(Page content records)
<<<<
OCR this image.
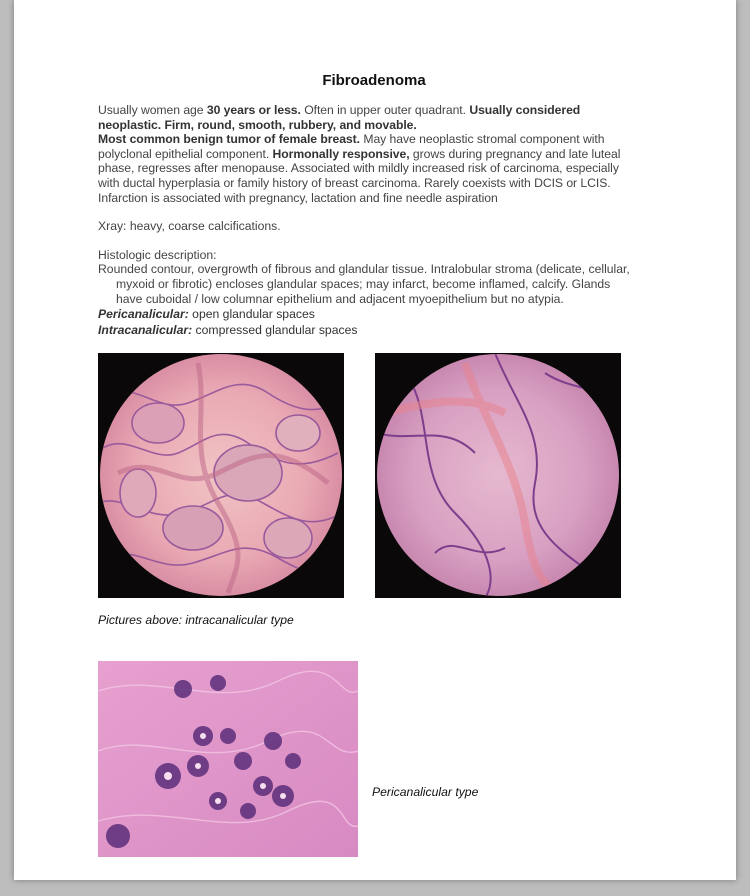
Fibroadenoma
Usually women age 30 years or less. Often in upper outer quadrant. Usually considered neoplastic. Firm, round, smooth, rubbery, and movable.
Most common benign tumor of female breast. May have neoplastic stromal component with polyclonal epithelial component. Hormonally responsive, grows during pregnancy and late luteal phase, regresses after menopause. Associated with mildly increased risk of carcinoma, especially with ductal hyperplasia or family history of breast carcinoma. Rarely coexists with DCIS or LCIS. Infarction is associated with pregnancy, lactation and fine needle aspiration
Xray: heavy, coarse calcifications.
Histologic description:
Rounded contour, overgrowth of fibrous and glandular tissue. Intralobular stroma (delicate, cellular, myxoid or fibrotic) encloses glandular spaces; may infarct, become inflamed, calcify. Glands have cuboidal / low columnar epithelium and adjacent myoepithelium but no atypia.
Pericanalicular: open glandular spaces
Intracanalicular: compressed glandular spaces
Pictures above: intracanalicular type
Pericanalicular type
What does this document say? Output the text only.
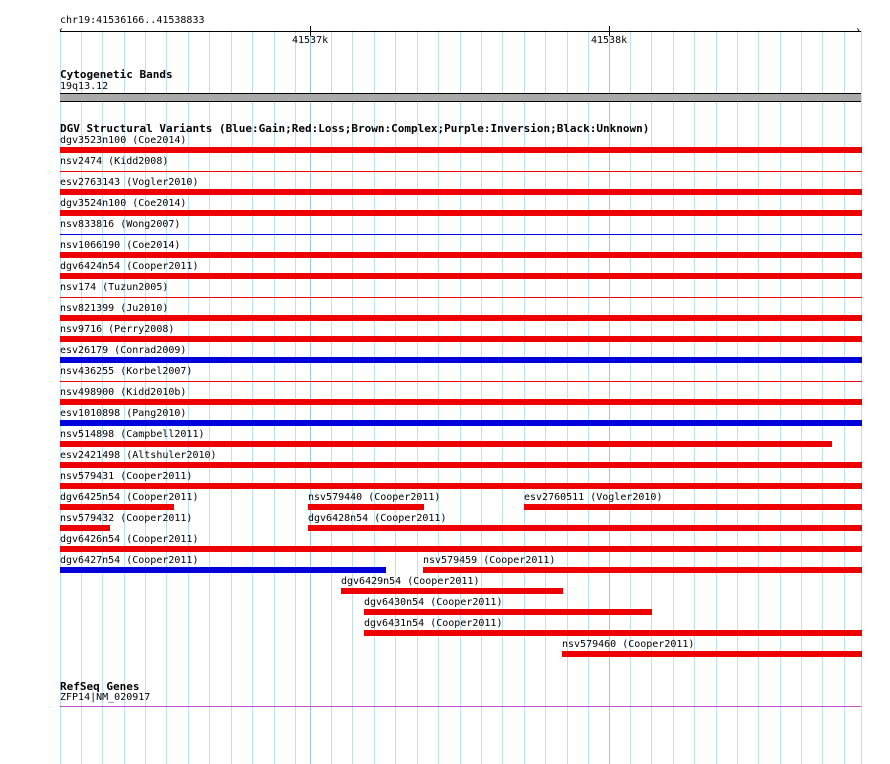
chr19:41536166..41538833
‹	›
41537k	41538k
Cytogenetic Bands
19q13.12
DGV Structural Variants (Blue:Gain;Red:Loss;Brown:Complex;Purple:Inversion;Black:Unknown)
dgv3523n100 (Coe2014)
nsv2474 (Kidd2008)
esv2763143 (Vogler2010)
dgv3524n100 (Coe2014)
nsv833816 (Wong2007)
nsv1066190 (Coe2014)
dgv6424n54 (Cooper2011)
nsv174 (Tuzun2005)
nsv821399 (Ju2010)
nsv9716 (Perry2008)
esv26179 (Conrad2009)
nsv436255 (Korbel2007)
nsv498900 (Kidd2010b)
esv1010898 (Pang2010)
nsv514898 (Campbell2011)
esv2421498 (Altshuler2010)
nsv579431 (Cooper2011)
dgv6425n54 (Cooper2011)	nsv579440 (Cooper2011)	esv2760511 (Vogler2010)
nsv579432 (Cooper2011)	dgv6428n54 (Cooper2011)
dgv6426n54 (Cooper2011)
dgv6427n54 (Cooper2011)	nsv579459 (Cooper2011)
dgv6429n54 (Cooper2011)
dgv6430n54 (Cooper2011)
dgv6431n54 (Cooper2011)
nsv579460 (Cooper2011)
RefSeq Genes
ZFP14|NM_020917
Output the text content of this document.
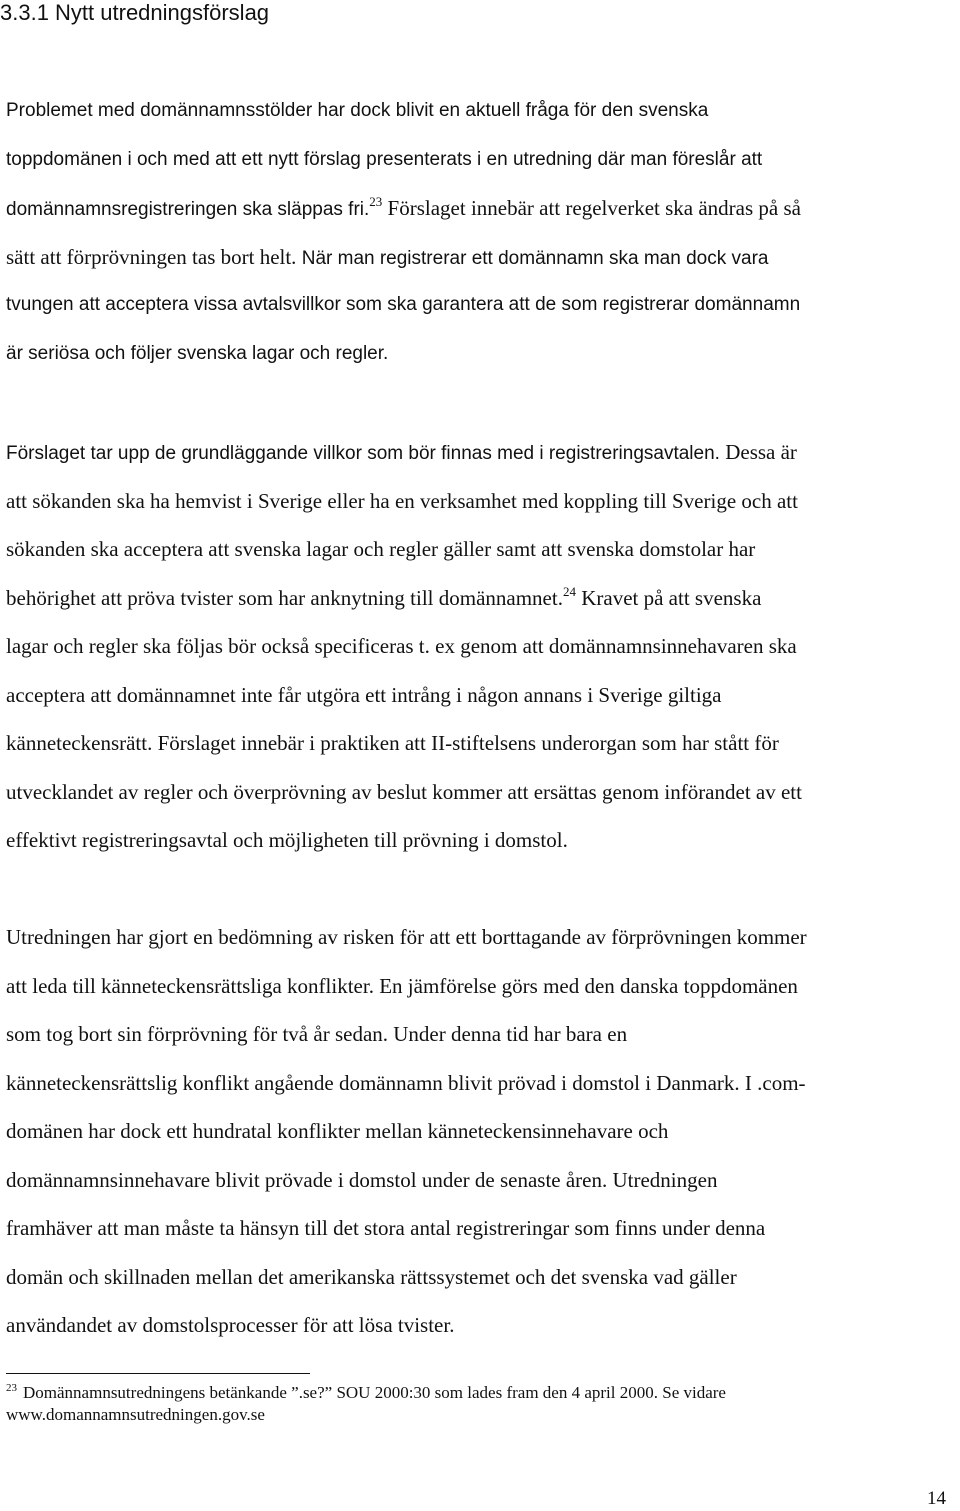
3.3.1 Nytt utredningsförslag
Problemet med domännamnsstölder har dock blivit en aktuell fråga för den svenska
toppdomänen i och med att ett nytt förslag presenterats i en utredning där man föreslår att
domännamnsregistreringen ska släppas fri.$^{23}$ Förslaget innebär att regelverket ska ändras på så
sätt att förprövningen tas bort helt. När man registrerar ett domännamn ska man dock vara
tvungen att acceptera vissa avtalsvillkor som ska garantera att de som registrerar domännamn
är seriösa och följer svenska lagar och regler.
Förslaget tar upp de grundläggande villkor som bör finnas med i registreringsavtalen. Dessa är
att sökanden ska ha hemvist i Sverige eller ha en verksamhet med koppling till Sverige och att
sökanden ska acceptera att svenska lagar och regler gäller samt att svenska domstolar har
behörighet att pröva tvister som har anknytning till domännamnet.$^{24}$ Kravet på att svenska
lagar och regler ska följas bör också specificeras t. ex genom att domännamnsinnehavaren ska
acceptera att domännamnet inte får utgöra ett intrång i någon annans i Sverige giltiga
känneteckensrätt. Förslaget innebär i praktiken att II-stiftelsens underorgan som har stått för
utvecklandet av regler och överprövning av beslut kommer att ersättas genom införandet av ett
effektivt registreringsavtal och möjligheten till prövning i domstol.
Utredningen har gjort en bedömning av risken för att ett borttagande av förprövningen kommer
att leda till känneteckensrättsliga konflikter. En jämförelse görs med den danska toppdomänen
som tog bort sin förprövning för två år sedan. Under denna tid har bara en
känneteckensrättslig konflikt angående domännamn blivit prövad i domstol i Danmark. I .com-
domänen har dock ett hundratal konflikter mellan känneteckensinnehavare och
domännamnsinnehavare blivit prövade i domstol under de senaste åren. Utredningen
framhäver att man måste ta hänsyn till det stora antal registreringar som finns under denna
domän och skillnaden mellan det amerikanska rättssystemet och det svenska vad gäller
användandet av domstolsprocesser för att lösa tvister.
$^{23}$ Domännamnsutredningens betänkande ”.se?” SOU 2000:30 som lades fram den 4 april 2000. Se vidare
www.domannamnsutredningen.gov.se
14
>>>>
Looking at the entries above, how many lines contain "Pericanalicular"? State the number and nothing more.

2